>> start
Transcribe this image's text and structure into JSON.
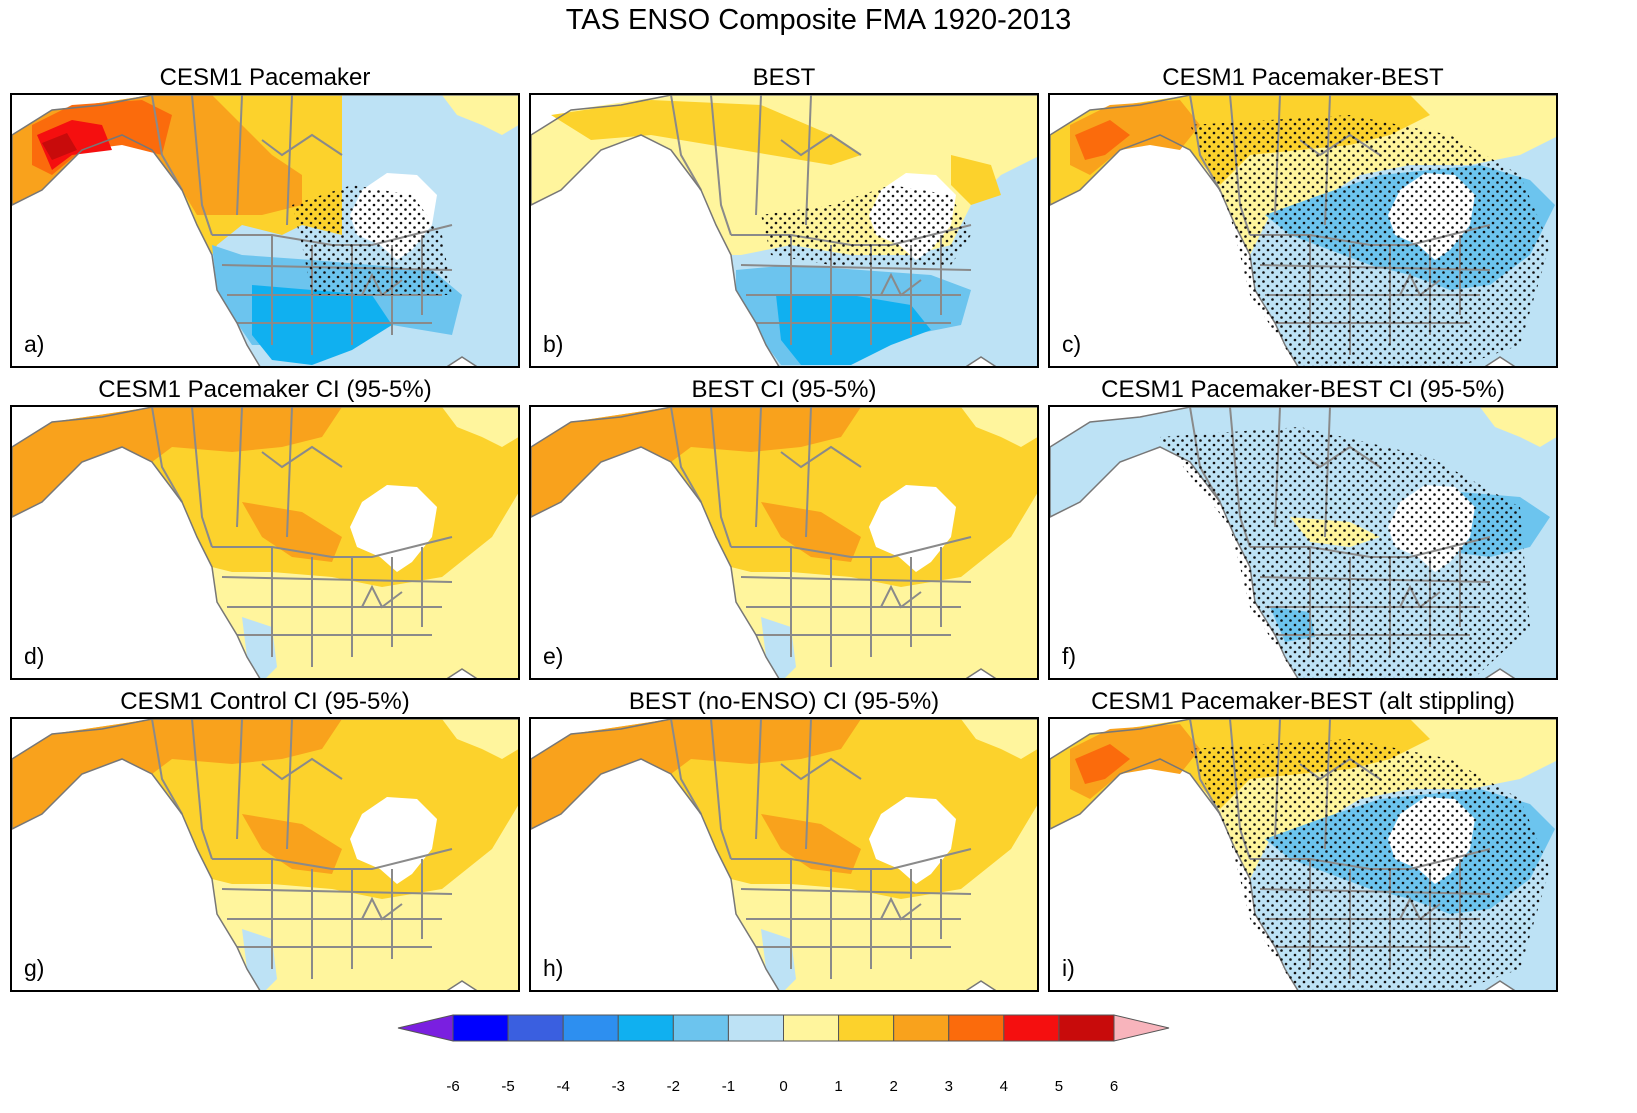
{
  "figure": {
    "title": "TAS ENSO Composite FMA 1920-2013"
  },
  "panels": [
    {
      "title": "CESM1 Pacemaker",
      "letter": "a)",
      "pattern": "enso"
    },
    {
      "title": "BEST",
      "letter": "b)",
      "pattern": "best"
    },
    {
      "title": "CESM1 Pacemaker-BEST",
      "letter": "c)",
      "pattern": "diff"
    },
    {
      "title": "CESM1 Pacemaker CI (95-5%)",
      "letter": "d)",
      "pattern": "ci"
    },
    {
      "title": "BEST CI (95-5%)",
      "letter": "e)",
      "pattern": "ci"
    },
    {
      "title": "CESM1 Pacemaker-BEST CI (95-5%)",
      "letter": "f)",
      "pattern": "diffci"
    },
    {
      "title": "CESM1 Control CI (95-5%)",
      "letter": "g)",
      "pattern": "ci"
    },
    {
      "title": "BEST (no-ENSO) CI (95-5%)",
      "letter": "h)",
      "pattern": "ci"
    },
    {
      "title": "CESM1 Pacemaker-BEST (alt stippling)",
      "letter": "i)",
      "pattern": "diff"
    }
  ],
  "colorbar": {
    "labels": [
      "-6",
      "-5",
      "-4",
      "-3",
      "-2",
      "-1",
      "0",
      "1",
      "2",
      "3",
      "4",
      "5",
      "6"
    ],
    "colors": [
      "#7a1fe0",
      "#0000ff",
      "#3a5fe0",
      "#2d8ff0",
      "#10b0f0",
      "#6cc4ee",
      "#bde2f5",
      "#fff59d",
      "#fcd22c",
      "#f9a21c",
      "#fb6b0c",
      "#f50f0f",
      "#c80b0b",
      "#f8b4bc"
    ]
  }
}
>> end
» WHAT YOU HAVE TO DO
Write out the records above exactly as they appear, leaving out any pictures.

» THE RESULT
Transcribe this image's text and structure into JSON.
{
  "figure": {
    "title": "TAS ENSO Composite FMA 1920-2013"
  },
  "panels": [
    {
      "title": "CESM1 Pacemaker",
      "letter": "a)",
      "pattern": "enso"
    },
    {
      "title": "BEST",
      "letter": "b)",
      "pattern": "best"
    },
    {
      "title": "CESM1 Pacemaker-BEST",
      "letter": "c)",
      "pattern": "diff"
    },
    {
      "title": "CESM1 Pacemaker CI (95-5%)",
      "letter": "d)",
      "pattern": "ci"
    },
    {
      "title": "BEST CI (95-5%)",
      "letter": "e)",
      "pattern": "ci"
    },
    {
      "title": "CESM1 Pacemaker-BEST CI (95-5%)",
      "letter": "f)",
      "pattern": "diffci"
    },
    {
      "title": "CESM1 Control CI (95-5%)",
      "letter": "g)",
      "pattern": "ci"
    },
    {
      "title": "BEST (no-ENSO) CI (95-5%)",
      "letter": "h)",
      "pattern": "ci"
    },
    {
      "title": "CESM1 Pacemaker-BEST (alt stippling)",
      "letter": "i)",
      "pattern": "diff"
    }
  ],
  "colorbar": {
    "labels": [
      "-6",
      "-5",
      "-4",
      "-3",
      "-2",
      "-1",
      "0",
      "1",
      "2",
      "3",
      "4",
      "5",
      "6"
    ],
    "colors": [
      "#7a1fe0",
      "#0000ff",
      "#3a5fe0",
      "#2d8ff0",
      "#10b0f0",
      "#6cc4ee",
      "#bde2f5",
      "#fff59d",
      "#fcd22c",
      "#f9a21c",
      "#fb6b0c",
      "#f50f0f",
      "#c80b0b",
      "#f8b4bc"
    ]
  }
}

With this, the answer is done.